Un detalle no menor fue la elección del primer director del Instituto Cervantes, Nicolás Sánchez Albornoz, tras haber rechazado el cargo Fernando Morán, antiguo ministro de Asuntos Exteriores. Nicolás Sánchez Albornoz era un intelectual de la diáspora republicana, hijo del presidente del Gobierno republicano en el exilio y él mismo víctima de las persecuciones franquistas. Según el exiliado Juan Marichal, representaba la «capacidad diplomática de quien conoce a fondo las dos Américas, la hispanohablante la otra [...] Este aspecto es particularmente importante –es más, diría que crucial– en una hora de la historia universal de patente conflictividad lingüística y por supuesto social»[43].
La creación de la red de centros del Instituto Cervantes tenía, en fin, el objetivo de acabar con los fantasmas coloniales, afirmando la condición de España como país con un acervo cultural inmenso. Entre los distintos vocales nombrados por el Gobierno cabe citar a Rafael Alberti, Francisco Ayala, Octavio Paz, Camilo José Cela, Mario Vargas Llosa, Gabriel García Márquez y Antonio Muñoz Molina, todos nombres de prestigio y ejemplos de la evolución de la cultura hispanoamericana en el siglo xx. La fundación en 1990 de la Casa de América, en Madrid, fue un elemento más con el que reforzar la política de aproximación cultural entre las dos orillas del Atlántico y aprovechar el V Centenario para generar nuevas realidades administrativas en esa dirección.
En última instancia, los programas de los actos de 1992 podían contribuir, para el PSOE, a transformar la lengua española en un vector de democracia, a pesar de las ásperas polémicas originadas en relación con las lenguas cooficiales de algunas Autonomías.
La identidad de España que la conmemoración de 1492 debía coadyuvar a generar tenía, pues, que emerger como antítesis del pasado en los términos de una identidad tolerante, múltiple y –de conformidad con el incipiente fenómeno de la globalización– capaz de fusionar en algo más que un totum revolutum las culturas judía (véase el programa Sefarad 92), árabe (con el programa Al-Andalus 92) y católica.
A principios del verano de 1976, cuando Adolfo Suárez se aprestaba a gobernar la España de la transición, el rey Juan Carlos, durante una visita a Santo Domingo, se refirió a la importancia de organizar una gran exposición internacional que permitiese a los pueblos iberoamericanos exhibir al mundo sus valores. A lo largo de la década, sin embargo, no hubo más que debates puntuales y esporádicos acerca de semejante posibilidad.
Había una ciudad, sin embargo, que, sin pertenecer a la comunidad latinoamericana, estaba preparando una exposición para conmemorar los 500 años de la llegada de los europeos a América: Chicago. De alguna forma, este hecho constituyó un acicate para las autoridades españolas, que en 1982 propusieron el proyecto «Sevilla 1992» como candidatura para optar a la Exposición Universal.

# # # #

__TAREAS Y EJERCICIOS__
#1 Enumera todos los vocales nombrados por el Gobierno que menciona el texto sobre la conmemoración de 1992.
#2 Modifica el pasaje del texto sobre la conmemoración de 1992 comprendido entre "En última instancia, los" y "92) y católica.", ambos incluidos, cambiando "globalización" por "mundialización".
#3 Prolonga el texto sobre la conmemoración de 1992 a partir de su última oración.
Las entradas no intervienen en ninguna de estas tareas.

# # # #

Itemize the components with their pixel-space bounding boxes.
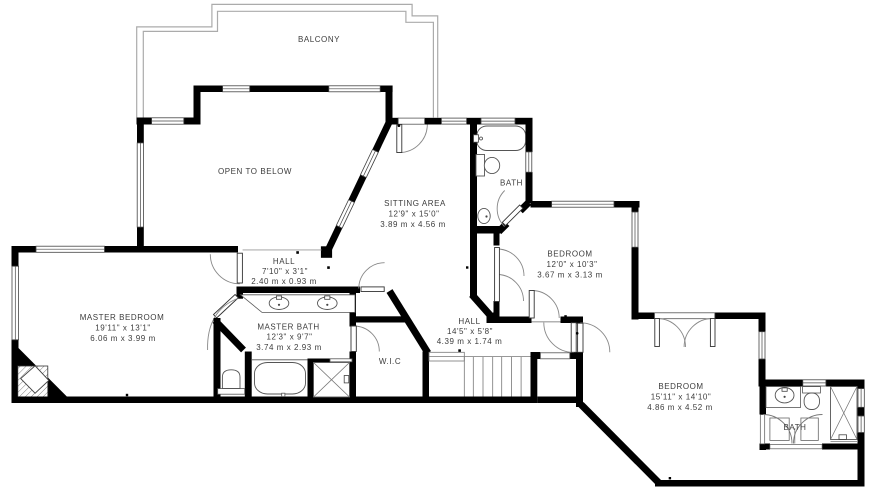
svg-text:4.86 m x 4.52 m: 4.86 m x 4.52 m: [647, 403, 713, 412]
svg-text:HALL: HALL: [273, 257, 295, 266]
svg-text:BEDROOM: BEDROOM: [547, 250, 592, 259]
svg-text:BATH: BATH: [784, 423, 807, 432]
svg-text:BEDROOM: BEDROOM: [658, 382, 703, 391]
svg-text:3.89 m x 4.56 m: 3.89 m x 4.56 m: [380, 220, 446, 229]
svg-text:12'3" x 9'7": 12'3" x 9'7": [266, 333, 312, 342]
svg-text:MASTER BEDROOM: MASTER BEDROOM: [80, 313, 165, 322]
svg-text:6.06 m x 3.99 m: 6.06 m x 3.99 m: [90, 334, 156, 343]
svg-text:MASTER BATH: MASTER BATH: [257, 323, 319, 332]
svg-text:7'10" x 3'1": 7'10" x 3'1": [262, 267, 308, 276]
svg-text:19'11" x 13'1": 19'11" x 13'1": [95, 324, 150, 333]
svg-text:2.40 m x 0.93 m: 2.40 m x 0.93 m: [251, 277, 317, 286]
svg-text:SITTING AREA: SITTING AREA: [384, 199, 446, 208]
svg-text:W.I.C: W.I.C: [379, 357, 401, 366]
svg-text:HALL: HALL: [458, 317, 480, 326]
svg-text:12'0" x 10'3": 12'0" x 10'3": [546, 260, 597, 269]
svg-text:4.39 m x 1.74 m: 4.39 m x 1.74 m: [437, 337, 503, 346]
svg-text:BATH: BATH: [500, 178, 523, 187]
svg-text:3.67 m x 3.13 m: 3.67 m x 3.13 m: [537, 271, 603, 280]
svg-text:BALCONY: BALCONY: [298, 35, 340, 44]
svg-text:15'11" x 14'10": 15'11" x 14'10": [651, 393, 711, 402]
svg-text:12'9" x 15'0": 12'9" x 15'0": [388, 210, 439, 219]
svg-text:14'5" x 5'8": 14'5" x 5'8": [447, 327, 493, 336]
svg-text:OPEN TO BELOW: OPEN TO BELOW: [218, 167, 292, 176]
svg-text:3.74 m x 2.93 m: 3.74 m x 2.93 m: [256, 343, 322, 352]
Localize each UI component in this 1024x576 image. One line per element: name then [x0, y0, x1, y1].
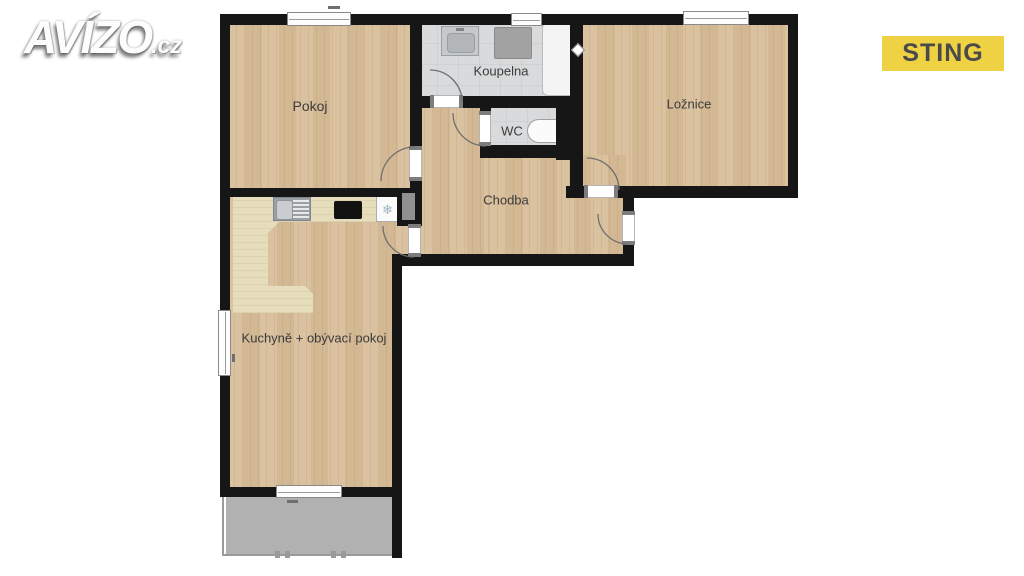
sting-badge: STING	[882, 36, 1004, 71]
avizo-logo-suffix: .cz	[151, 32, 182, 58]
railing-post	[275, 551, 280, 558]
washing-machine	[494, 27, 532, 59]
balcony-railing	[222, 490, 224, 556]
sink-drainer	[293, 200, 309, 218]
living-right-wall	[392, 254, 402, 558]
door-wc	[479, 111, 491, 146]
fridge: ❄	[376, 196, 399, 222]
window-living-left	[218, 310, 231, 376]
snowflake-icon: ❄	[382, 203, 393, 216]
avizo-logo-text: AVÍZO	[24, 11, 151, 63]
railing-post	[331, 551, 336, 558]
window-koupelna	[511, 13, 542, 26]
chodba-bottom-wall	[396, 254, 634, 266]
wc-bottom-wall	[480, 145, 571, 158]
door-kitchen	[408, 224, 421, 257]
room-label-chodba: Chodba	[483, 193, 529, 208]
outer-wall-left	[220, 14, 230, 497]
vent-mark	[232, 354, 235, 362]
kitchen-sink	[273, 197, 311, 221]
vent-mark	[287, 500, 298, 503]
balcony-french-door	[276, 485, 342, 498]
vent-mark	[328, 6, 340, 9]
faucet	[456, 28, 464, 31]
bathroom-sink	[441, 26, 479, 56]
balcony-railing	[222, 554, 394, 556]
chodba-floor	[489, 155, 629, 260]
room-label-loznice: Ložnice	[667, 97, 712, 112]
basin	[447, 33, 475, 53]
room-label-koupelna: Koupelna	[474, 64, 529, 79]
shaft	[402, 193, 415, 220]
room-label-pokoj: Pokoj	[292, 98, 327, 114]
koupelna-loznice-wall	[570, 14, 583, 198]
stove	[334, 201, 362, 219]
railing-post	[341, 551, 346, 558]
balcony-floor	[226, 494, 396, 556]
room-label-kuchyne: Kuchyně + obývací pokoj	[242, 331, 387, 346]
door-entrance	[622, 211, 635, 245]
window-loznice	[683, 11, 749, 25]
sink-basin	[276, 200, 293, 220]
floor-plan-image: ❄	[0, 0, 1024, 576]
door-loznice	[584, 185, 618, 198]
pokoj-bottom-wall	[220, 188, 422, 197]
outer-wall-right-loznice	[788, 14, 798, 198]
door-koupelna	[430, 95, 463, 108]
room-label-wc: WC	[501, 124, 523, 139]
toilet	[527, 119, 559, 143]
avizo-logo: AVÍZO.cz	[24, 10, 182, 64]
door-pokoj	[409, 146, 422, 181]
window-pokoj	[287, 12, 351, 26]
railing-post	[285, 551, 290, 558]
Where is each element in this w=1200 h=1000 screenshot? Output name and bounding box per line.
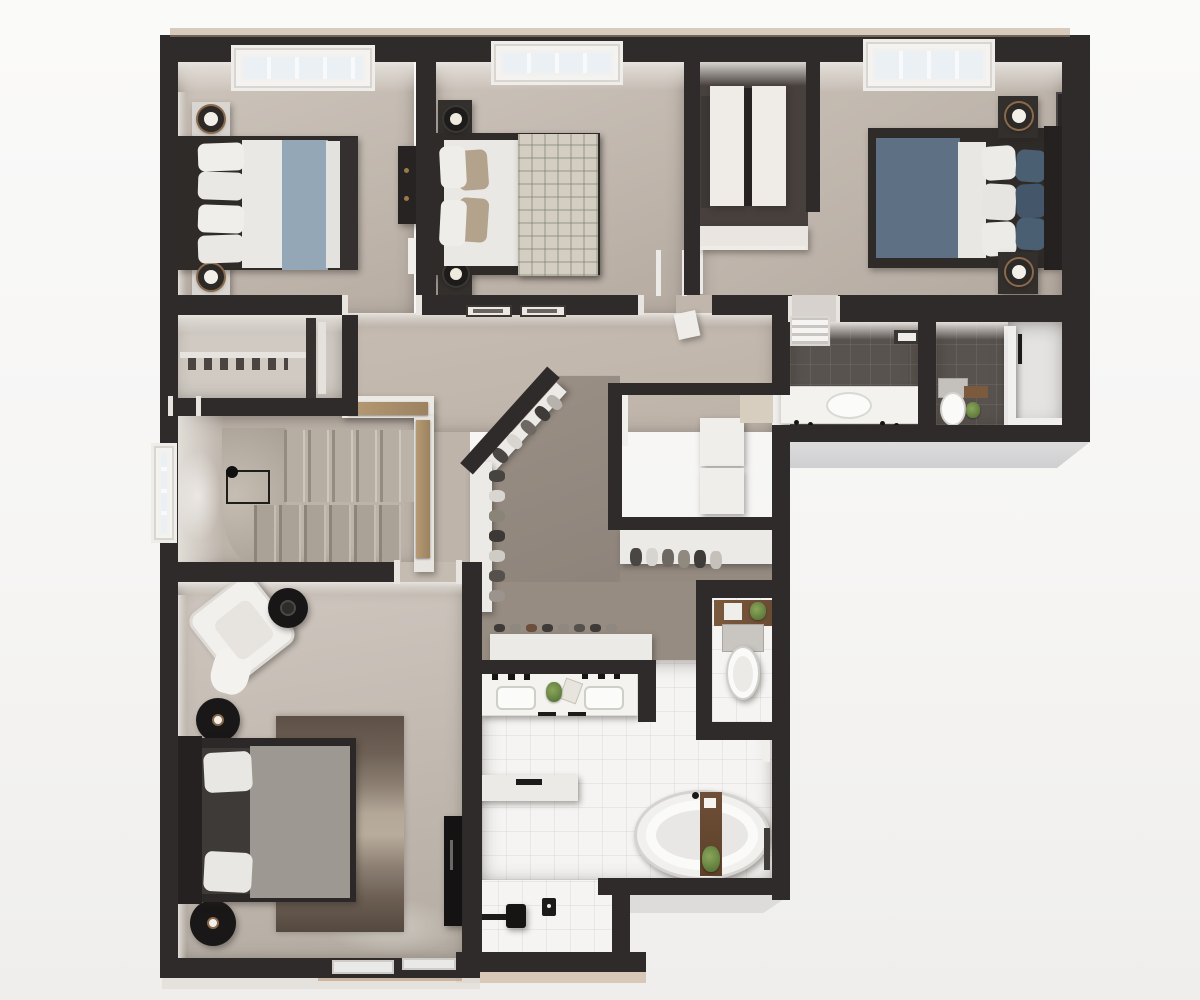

# # # #

__RESPUESTAS ESCRITAS__
#1 Rafael Alberti, Francisco Ayala, Octavio Paz, Camilo José Cela, Mario Vargas Llosa, Gabriel García Márquez y Antonio Muñoz Molina.

#2
En última instancia, los programas de los actos de 1992 podían contribuir, para el PSOE, a transformar la lengua española en un vector de democracia, a pesar de las ásperas polémicas originadas en relación con las lenguas cooficiales de algunas Autonomías.
La identidad de España que la conmemoración de 1492 debía coadyuvar a generar tenía, pues, que emerger como antítesis del pasado en los términos de una identidad tolerante, múltiple y –de conformidad con el incipiente fenómeno de la mundialización– capaz de fusionar en algo más que un totum revolutum las culturas judía (véase el programa Sefarad 92), árabe (con el programa Al-Andalus 92) y católica.

#3
El 15 de junio de 1983, la OIE (Oficina Internacional de Exposiciones) declaró oficial la celebración conjunta de la exposición en las sedes de Sevilla y Chicago, aunque esta última ciudad renunciaría posteriormente. La exposición tenía que organizarse bajo el lema de «The Age of Discoveries», entendiendo el concepto «descubrimiento» en su más amplia acepción. Como relata un documento fechado en 1988 acerca de los contenidos de la exposición: «el V Centenario del Descubrimiento de América no es, por tanto, el tema de la Expo, sino su ocasión»[44].
Ahora bien, lo cierto es que el Gobierno socialista sólo empezó a trabajar en el evento a partir de 1985. Un año antes, tras fuertes tensiones políticas internas, se decidió el nombramiento de Manuel Olivencia Ruiz como comisario general de la exposición. Manuel Olivencia Ruiz era un liberal moderado, andaluz y ex profesor de Derecho Mercantil de Felipe González. El nombramiento, insistimos, suscitó bastante controversia. Había otros nombres que sonaban para el puesto. Luis Yáñez, por ejemplo, apoyaba la candidatura del conocido arquitecto Ricardo Bofill, pero esta fue descartada a raíz de las polémicas suscitadas desde la derecha andaluza que no estaba de acuerdo en confiar la tarea a un catalán. Incluso Rafael Escudero, a la sazón presidente de Andalucía, mostró ciertas reservas sobre la elección del comisario. En 1991, tras largos debates y disputas en algunos sectores guerristas del PSOE, y en medio de discrepancias de gestión con Jacinto Pellón, consejero delegado de la Sociedad Estatal Expo’92, Olivencia fue sustituido en el cargo por el diplomático Emilio Cassinello. A decir verdad, Olivencia nunca llegó a contar con el pleno apoyo del PSOE, ya que ciertos sectores del partido en Andalucía siguieron viéndolo como heredero directo de la derecha conservadora ligada al franquismo.
Así pues, los socialistas, escépticos en un primer momento con el proyecto y con sus posibilidades de realización, elaboraron una política cultural para la Expo en estrecha relación no solo con la idea de nación española que deseaban difundir, sino también con la estrategia diplomática que estaban llevando a cabo y con los valores cosmopolitas que trataban de explotar. Por otra parte, la elección de Sevilla como sede de la exposición encajaba a las mil maravillas dentro del proyecto socialista. La idea patriótica auspiciada por el PSOE tenía que facilitar la comunicación entre norte y sur, centro y periferia, además de estar en condiciones de satisfacer el orgullo regional sin exacerbar los ánimos autonomistas. Para el partido socialista, por otra parte, resultaba electoralmente provechoso invertir en una de las Autonomías más grandes y pobres de España.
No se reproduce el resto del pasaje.